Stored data
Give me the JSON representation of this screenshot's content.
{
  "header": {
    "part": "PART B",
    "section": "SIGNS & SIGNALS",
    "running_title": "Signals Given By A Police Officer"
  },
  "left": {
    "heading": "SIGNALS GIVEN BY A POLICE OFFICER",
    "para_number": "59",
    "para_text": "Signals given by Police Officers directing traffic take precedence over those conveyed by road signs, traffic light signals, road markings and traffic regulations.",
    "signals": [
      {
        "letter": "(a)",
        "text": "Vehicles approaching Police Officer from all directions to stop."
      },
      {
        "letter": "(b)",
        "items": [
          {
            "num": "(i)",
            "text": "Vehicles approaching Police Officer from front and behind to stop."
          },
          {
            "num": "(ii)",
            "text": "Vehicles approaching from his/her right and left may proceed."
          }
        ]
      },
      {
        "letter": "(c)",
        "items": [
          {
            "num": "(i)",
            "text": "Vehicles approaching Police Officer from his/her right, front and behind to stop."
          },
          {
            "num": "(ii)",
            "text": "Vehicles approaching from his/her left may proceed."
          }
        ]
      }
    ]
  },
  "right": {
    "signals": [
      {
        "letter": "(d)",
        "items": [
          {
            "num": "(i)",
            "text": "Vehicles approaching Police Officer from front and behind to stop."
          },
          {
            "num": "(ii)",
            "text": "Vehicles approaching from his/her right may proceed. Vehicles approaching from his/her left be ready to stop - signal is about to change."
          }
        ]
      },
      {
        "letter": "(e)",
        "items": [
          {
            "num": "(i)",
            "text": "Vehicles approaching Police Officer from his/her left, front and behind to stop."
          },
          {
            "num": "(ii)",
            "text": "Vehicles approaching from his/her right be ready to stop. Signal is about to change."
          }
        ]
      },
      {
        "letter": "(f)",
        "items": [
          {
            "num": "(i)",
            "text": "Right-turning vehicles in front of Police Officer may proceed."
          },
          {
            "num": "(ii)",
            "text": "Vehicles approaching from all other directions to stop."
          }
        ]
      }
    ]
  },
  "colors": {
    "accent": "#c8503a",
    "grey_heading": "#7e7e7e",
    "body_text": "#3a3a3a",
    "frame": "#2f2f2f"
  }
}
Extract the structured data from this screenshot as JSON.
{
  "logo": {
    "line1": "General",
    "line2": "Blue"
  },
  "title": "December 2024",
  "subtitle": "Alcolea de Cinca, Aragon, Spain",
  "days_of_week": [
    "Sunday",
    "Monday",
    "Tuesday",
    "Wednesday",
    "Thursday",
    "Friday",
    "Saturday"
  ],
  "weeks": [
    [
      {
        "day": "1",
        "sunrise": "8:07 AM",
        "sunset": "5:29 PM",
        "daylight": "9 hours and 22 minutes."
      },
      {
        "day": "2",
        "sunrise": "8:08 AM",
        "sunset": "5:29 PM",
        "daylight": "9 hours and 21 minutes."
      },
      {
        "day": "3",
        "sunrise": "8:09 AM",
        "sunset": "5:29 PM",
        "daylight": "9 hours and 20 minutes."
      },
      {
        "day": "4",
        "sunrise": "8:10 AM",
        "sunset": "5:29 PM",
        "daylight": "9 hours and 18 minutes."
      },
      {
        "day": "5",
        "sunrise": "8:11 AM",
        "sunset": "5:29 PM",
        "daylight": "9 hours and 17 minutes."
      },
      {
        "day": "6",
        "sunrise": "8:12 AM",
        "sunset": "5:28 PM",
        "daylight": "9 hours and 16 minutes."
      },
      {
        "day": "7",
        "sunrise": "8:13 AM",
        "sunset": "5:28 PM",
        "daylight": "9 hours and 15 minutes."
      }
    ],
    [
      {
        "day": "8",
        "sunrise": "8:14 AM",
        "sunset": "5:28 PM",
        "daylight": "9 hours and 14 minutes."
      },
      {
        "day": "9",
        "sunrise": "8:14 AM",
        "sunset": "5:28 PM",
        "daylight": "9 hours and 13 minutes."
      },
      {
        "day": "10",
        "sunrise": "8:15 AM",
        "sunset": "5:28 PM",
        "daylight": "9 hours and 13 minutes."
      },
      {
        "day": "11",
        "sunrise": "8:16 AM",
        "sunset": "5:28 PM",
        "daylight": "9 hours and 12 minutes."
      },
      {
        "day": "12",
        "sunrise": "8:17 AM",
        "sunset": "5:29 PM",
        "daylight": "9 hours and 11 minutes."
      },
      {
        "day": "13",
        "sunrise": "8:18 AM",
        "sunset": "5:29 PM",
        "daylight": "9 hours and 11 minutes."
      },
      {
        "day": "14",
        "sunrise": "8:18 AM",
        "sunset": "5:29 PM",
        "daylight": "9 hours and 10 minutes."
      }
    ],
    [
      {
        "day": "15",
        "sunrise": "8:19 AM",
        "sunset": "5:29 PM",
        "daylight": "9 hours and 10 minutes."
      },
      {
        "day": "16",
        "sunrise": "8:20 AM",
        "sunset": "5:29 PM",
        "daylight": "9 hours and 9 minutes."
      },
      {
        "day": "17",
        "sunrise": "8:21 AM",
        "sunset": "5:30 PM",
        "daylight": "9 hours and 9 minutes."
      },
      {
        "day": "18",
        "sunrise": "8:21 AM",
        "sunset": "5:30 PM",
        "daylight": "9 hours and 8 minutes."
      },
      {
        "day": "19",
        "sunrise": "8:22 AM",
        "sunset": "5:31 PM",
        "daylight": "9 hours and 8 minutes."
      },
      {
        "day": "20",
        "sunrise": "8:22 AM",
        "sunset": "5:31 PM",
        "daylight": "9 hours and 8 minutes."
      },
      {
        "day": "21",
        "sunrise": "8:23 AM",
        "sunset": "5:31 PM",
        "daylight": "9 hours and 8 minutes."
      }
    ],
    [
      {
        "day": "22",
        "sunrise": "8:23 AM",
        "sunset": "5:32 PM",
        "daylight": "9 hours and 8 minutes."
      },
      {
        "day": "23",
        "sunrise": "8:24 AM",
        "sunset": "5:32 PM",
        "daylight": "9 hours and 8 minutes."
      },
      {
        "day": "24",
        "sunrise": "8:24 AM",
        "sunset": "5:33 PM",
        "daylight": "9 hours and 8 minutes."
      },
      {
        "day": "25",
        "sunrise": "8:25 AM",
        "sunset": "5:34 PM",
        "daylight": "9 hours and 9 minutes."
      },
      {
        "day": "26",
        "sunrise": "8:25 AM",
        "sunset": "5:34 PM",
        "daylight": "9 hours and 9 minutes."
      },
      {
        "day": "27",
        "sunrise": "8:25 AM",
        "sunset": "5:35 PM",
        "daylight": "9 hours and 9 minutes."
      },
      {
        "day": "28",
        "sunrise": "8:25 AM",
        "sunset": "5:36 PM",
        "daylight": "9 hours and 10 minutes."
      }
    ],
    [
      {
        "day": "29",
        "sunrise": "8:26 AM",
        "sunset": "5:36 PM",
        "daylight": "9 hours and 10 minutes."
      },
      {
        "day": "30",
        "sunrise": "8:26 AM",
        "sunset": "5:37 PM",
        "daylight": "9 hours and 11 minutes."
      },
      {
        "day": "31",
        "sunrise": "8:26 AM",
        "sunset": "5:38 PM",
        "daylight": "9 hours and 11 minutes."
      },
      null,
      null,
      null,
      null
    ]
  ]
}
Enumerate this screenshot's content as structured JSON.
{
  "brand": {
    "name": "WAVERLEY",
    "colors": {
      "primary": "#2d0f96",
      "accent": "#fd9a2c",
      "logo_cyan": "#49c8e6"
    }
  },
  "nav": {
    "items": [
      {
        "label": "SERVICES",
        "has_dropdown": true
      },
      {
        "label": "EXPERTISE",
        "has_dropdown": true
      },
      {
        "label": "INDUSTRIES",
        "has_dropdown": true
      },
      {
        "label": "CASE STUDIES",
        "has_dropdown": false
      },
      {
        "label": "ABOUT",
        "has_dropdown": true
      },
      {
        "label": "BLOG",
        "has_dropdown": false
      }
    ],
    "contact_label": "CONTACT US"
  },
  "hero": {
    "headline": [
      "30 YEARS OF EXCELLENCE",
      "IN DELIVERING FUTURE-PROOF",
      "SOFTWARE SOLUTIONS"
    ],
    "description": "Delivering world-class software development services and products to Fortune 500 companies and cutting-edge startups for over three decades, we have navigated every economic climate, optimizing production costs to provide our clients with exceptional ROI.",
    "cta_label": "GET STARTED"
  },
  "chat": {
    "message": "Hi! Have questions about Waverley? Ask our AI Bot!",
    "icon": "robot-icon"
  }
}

> **What you have to do**
Take every line containing the word "this" and copy it.

> **Full output**
Give me the JSON representation of this screenshot's content.
Extract the structured data from this screenshot as JSON.
Enumerate this screenshot's content as structured JSON.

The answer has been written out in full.